• [Directions]:
Render the material again word for word, skipping the pictures in it.

• [Material to process]:
__________

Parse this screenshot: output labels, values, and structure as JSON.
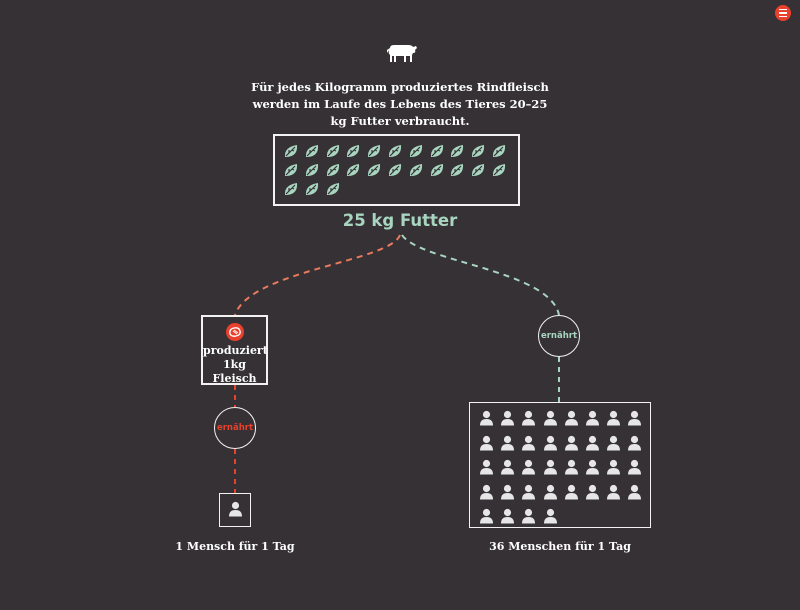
{
  "intro_text": "Für jedes Kilogramm produziertes Rindfleisch werden im Laufe des Lebens des Tieres 20–25 kg Futter verbraucht.",
  "feed": {
    "label": "25 kg Futter",
    "count": 25
  },
  "meat": {
    "label_line1": "produziert",
    "label_line2": "1kg Fleisch"
  },
  "feeds_label": "ernährt",
  "meat_path": {
    "people_count": 1,
    "caption": "1 Mensch für 1 Tag"
  },
  "feed_path": {
    "people_count": 36,
    "caption": "36 Menschen für 1 Tag"
  },
  "colors": {
    "background": "#353134",
    "accent_red": "#e8412d",
    "accent_green": "#a8d5c0",
    "line_light": "#f2f2f2"
  },
  "icons": {
    "top": "cow-icon",
    "feed": "leaf-icon",
    "meat": "steak-icon",
    "person": "person-icon",
    "menu": "menu-icon"
  }
}
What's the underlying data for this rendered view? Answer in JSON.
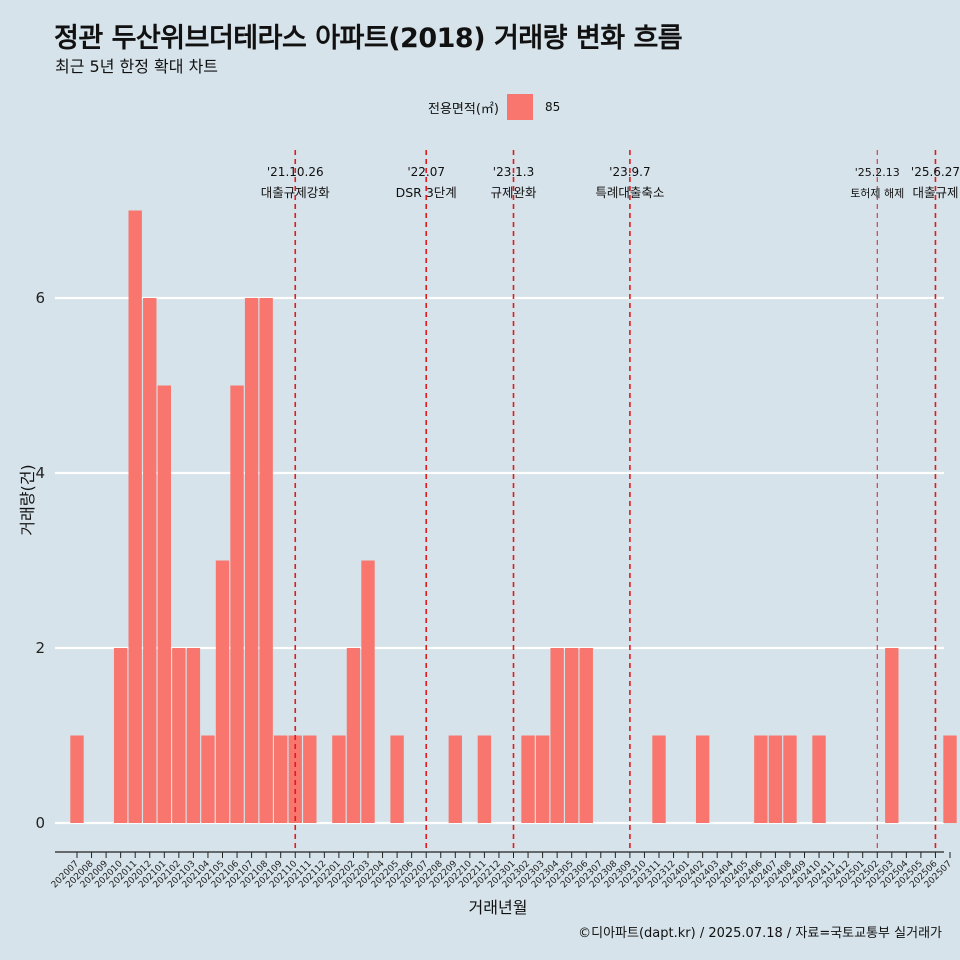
{
  "title": "정관 두산위브더테라스 아파트(2018) 거래량 변화 흐름",
  "subtitle": "최근 5년 한정 확대 차트",
  "caption": "©디아파트(dapt.kr) / 2025.07.18 / 자료=국토교통부 실거래가",
  "legend": {
    "title": "전용면적(㎡)",
    "item": "85",
    "color": "#f8766d"
  },
  "colors": {
    "bar": "#f8766d",
    "background": "#d6e3ea",
    "grid": "#ffffff",
    "event_line": "#e31a1c"
  },
  "chart_data": {
    "type": "bar",
    "xlabel": "거래년월",
    "ylabel": "거래량(건)",
    "ylim": [
      0,
      7.4
    ],
    "yticks": [
      0,
      2,
      4,
      6
    ],
    "grid": true,
    "legend_position": "top",
    "categories": [
      "202007",
      "202008",
      "202009",
      "202010",
      "202011",
      "202012",
      "202101",
      "202102",
      "202103",
      "202104",
      "202105",
      "202106",
      "202107",
      "202108",
      "202109",
      "202110",
      "202111",
      "202112",
      "202201",
      "202202",
      "202203",
      "202204",
      "202205",
      "202206",
      "202207",
      "202208",
      "202209",
      "202210",
      "202211",
      "202212",
      "202301",
      "202302",
      "202303",
      "202304",
      "202305",
      "202306",
      "202307",
      "202308",
      "202309",
      "202310",
      "202311",
      "202312",
      "202401",
      "202402",
      "202403",
      "202404",
      "202405",
      "202406",
      "202407",
      "202408",
      "202409",
      "202410",
      "202411",
      "202412",
      "202501",
      "202502",
      "202503",
      "202504",
      "202505",
      "202506",
      "202507"
    ],
    "series": [
      {
        "name": "85",
        "values": [
          1,
          0,
          0,
          2,
          7,
          6,
          5,
          2,
          2,
          1,
          3,
          5,
          6,
          6,
          1,
          1,
          1,
          0,
          1,
          2,
          3,
          0,
          1,
          0,
          0,
          0,
          1,
          0,
          1,
          0,
          0,
          1,
          1,
          2,
          2,
          2,
          0,
          0,
          0,
          0,
          1,
          0,
          0,
          1,
          0,
          0,
          0,
          1,
          1,
          1,
          0,
          1,
          0,
          0,
          0,
          0,
          2,
          0,
          0,
          0,
          1
        ]
      }
    ],
    "annotations": [
      {
        "x": "202110",
        "date": "'21.10.26",
        "label": "대출규제강화"
      },
      {
        "x": "202207",
        "date": "'22.07",
        "label": "DSR 3단계"
      },
      {
        "x": "202301",
        "date": "'23.1.3",
        "label": "규제완화"
      },
      {
        "x": "202309",
        "date": "'23.9.7",
        "label": "특례대출축소"
      },
      {
        "x": "202502",
        "date": "'25.2.13",
        "label": "토허제 해제"
      },
      {
        "x": "202506",
        "date": "'25.6.27",
        "label": "대출규제"
      }
    ]
  }
}
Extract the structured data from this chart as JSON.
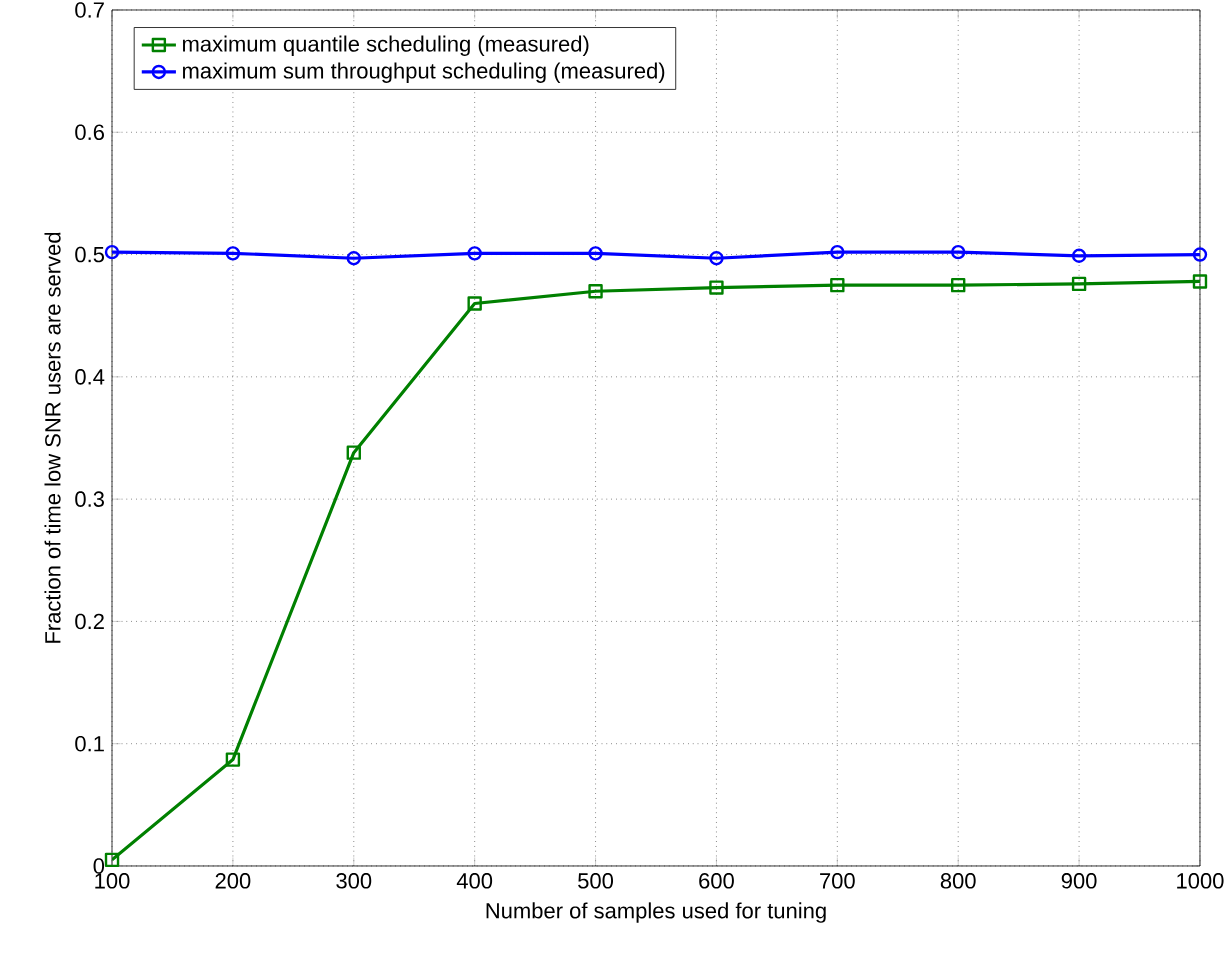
{
  "chart_data": {
    "type": "line",
    "xlabel": "Number of samples used for tuning",
    "ylabel": "Fraction of time low SNR users are served",
    "x": [
      100,
      200,
      300,
      400,
      500,
      600,
      700,
      800,
      900,
      1000
    ],
    "series": [
      {
        "name": "maximum quantile scheduling (measured)",
        "color": "#008000",
        "marker": "square",
        "values": [
          0.005,
          0.087,
          0.338,
          0.46,
          0.47,
          0.473,
          0.475,
          0.475,
          0.476,
          0.478
        ]
      },
      {
        "name": "maximum sum throughput scheduling (measured)",
        "color": "#0000ff",
        "marker": "circle",
        "values": [
          0.502,
          0.501,
          0.497,
          0.501,
          0.501,
          0.497,
          0.502,
          0.502,
          0.499,
          0.5
        ]
      }
    ],
    "xlim": [
      100,
      1000
    ],
    "ylim": [
      0,
      0.7
    ],
    "xticks": [
      100,
      200,
      300,
      400,
      500,
      600,
      700,
      800,
      900,
      1000
    ],
    "yticks": [
      0,
      0.1,
      0.2,
      0.3,
      0.4,
      0.5,
      0.6,
      0.7
    ],
    "grid": true,
    "legend": "top left",
    "line_style": "solid"
  }
}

__________

• [Task answer]:
Parse this screenshot: output labels, values, and structure as JSON.
{
  "intro_text": "Für jedes Kilogramm produziertes Rindfleisch werden im Laufe des Lebens des Tieres 20–25 kg Futter verbraucht.",
  "feed": {
    "label": "25 kg Futter",
    "count": 25
  },
  "meat": {
    "label_line1": "produziert",
    "label_line2": "1kg Fleisch"
  },
  "feeds_label": "ernährt",
  "meat_path": {
    "people_count": 1,
    "caption": "1 Mensch für 1 Tag"
  },
  "feed_path": {
    "people_count": 36,
    "caption": "36 Menschen für 1 Tag"
  },
  "colors": {
    "background": "#353134",
    "accent_red": "#e8412d",
    "accent_green": "#a8d5c0",
    "line_light": "#f2f2f2"
  },
  "icons": {
    "top": "cow-icon",
    "feed": "leaf-icon",
    "meat": "steak-icon",
    "person": "person-icon",
    "menu": "menu-icon"
  }
}
What's the underlying data for this rendered view? Answer in JSON.
{
  "title": "정관 두산위브더테라스 아파트(2018) 거래량 변화 흐름",
  "subtitle": "최근 5년 한정 확대 차트",
  "caption": "©디아파트(dapt.kr) / 2025.07.18 / 자료=국토교통부 실거래가",
  "legend": {
    "title": "전용면적(㎡)",
    "item": "85",
    "color": "#f8766d"
  },
  "colors": {
    "bar": "#f8766d",
    "background": "#d6e3ea",
    "grid": "#ffffff",
    "event_line": "#e31a1c"
  },
  "chart_data": {
    "type": "bar",
    "xlabel": "거래년월",
    "ylabel": "거래량(건)",
    "ylim": [
      0,
      7.4
    ],
    "yticks": [
      0,
      2,
      4,
      6
    ],
    "grid": true,
    "legend_position": "top",
    "categories": [
      "202007",
      "202008",
      "202009",
      "202010",
      "202011",
      "202012",
      "202101",
      "202102",
      "202103",
      "202104",
      "202105",
      "202106",
      "202107",
      "202108",
      "202109",
      "202110",
      "202111",
      "202112",
      "202201",
      "202202",
      "202203",
      "202204",
      "202205",
      "202206",
      "202207",
      "202208",
      "202209",
      "202210",
      "202211",
      "202212",
      "202301",
      "202302",
      "202303",
      "202304",
      "202305",
      "202306",
      "202307",
      "202308",
      "202309",
      "202310",
      "202311",
      "202312",
      "202401",
      "202402",
      "202403",
      "202404",
      "202405",
      "202406",
      "202407",
      "202408",
      "202409",
      "202410",
      "202411",
      "202412",
      "202501",
      "202502",
      "202503",
      "202504",
      "202505",
      "202506",
      "202507"
    ],
    "series": [
      {
        "name": "85",
        "values": [
          1,
          0,
          0,
          2,
          7,
          6,
          5,
          2,
          2,
          1,
          3,
          5,
          6,
          6,
          1,
          1,
          1,
          0,
          1,
          2,
          3,
          0,
          1,
          0,
          0,
          0,
          1,
          0,
          1,
          0,
          0,
          1,
          1,
          2,
          2,
          2,
          0,
          0,
          0,
          0,
          1,
          0,
          0,
          1,
          0,
          0,
          0,
          1,
          1,
          1,
          0,
          1,
          0,
          0,
          0,
          0,
          2,
          0,
          0,
          0,
          1
        ]
      }
    ],
    "annotations": [
      {
        "x": "202110",
        "date": "'21.10.26",
        "label": "대출규제강화"
      },
      {
        "x": "202207",
        "date": "'22.07",
        "label": "DSR 3단계"
      },
      {
        "x": "202301",
        "date": "'23.1.3",
        "label": "규제완화"
      },
      {
        "x": "202309",
        "date": "'23.9.7",
        "label": "특례대출축소"
      },
      {
        "x": "202502",
        "date": "'25.2.13",
        "label": "토허제 해제"
      },
      {
        "x": "202506",
        "date": "'25.6.27",
        "label": "대출규제"
      }
    ]
  }
}
Extract the structured data from this chart as JSON.
{
  "chart_data": {
    "type": "line",
    "xlabel": "Number of samples used for tuning",
    "ylabel": "Fraction of time low SNR users are served",
    "x": [
      100,
      200,
      300,
      400,
      500,
      600,
      700,
      800,
      900,
      1000
    ],
    "series": [
      {
        "name": "maximum quantile scheduling (measured)",
        "color": "#008000",
        "marker": "square",
        "values": [
          0.005,
          0.087,
          0.338,
          0.46,
          0.47,
          0.473,
          0.475,
          0.475,
          0.476,
          0.478
        ]
      },
      {
        "name": "maximum sum throughput scheduling (measured)",
        "color": "#0000ff",
        "marker": "circle",
        "values": [
          0.502,
          0.501,
          0.497,
          0.501,
          0.501,
          0.497,
          0.502,
          0.502,
          0.499,
          0.5
        ]
      }
    ],
    "xlim": [
      100,
      1000
    ],
    "ylim": [
      0,
      0.7
    ],
    "xticks": [
      100,
      200,
      300,
      400,
      500,
      600,
      700,
      800,
      900,
      1000
    ],
    "yticks": [
      0,
      0.1,
      0.2,
      0.3,
      0.4,
      0.5,
      0.6,
      0.7
    ],
    "grid": true,
    "legend": "top left",
    "line_style": "solid"
  }
}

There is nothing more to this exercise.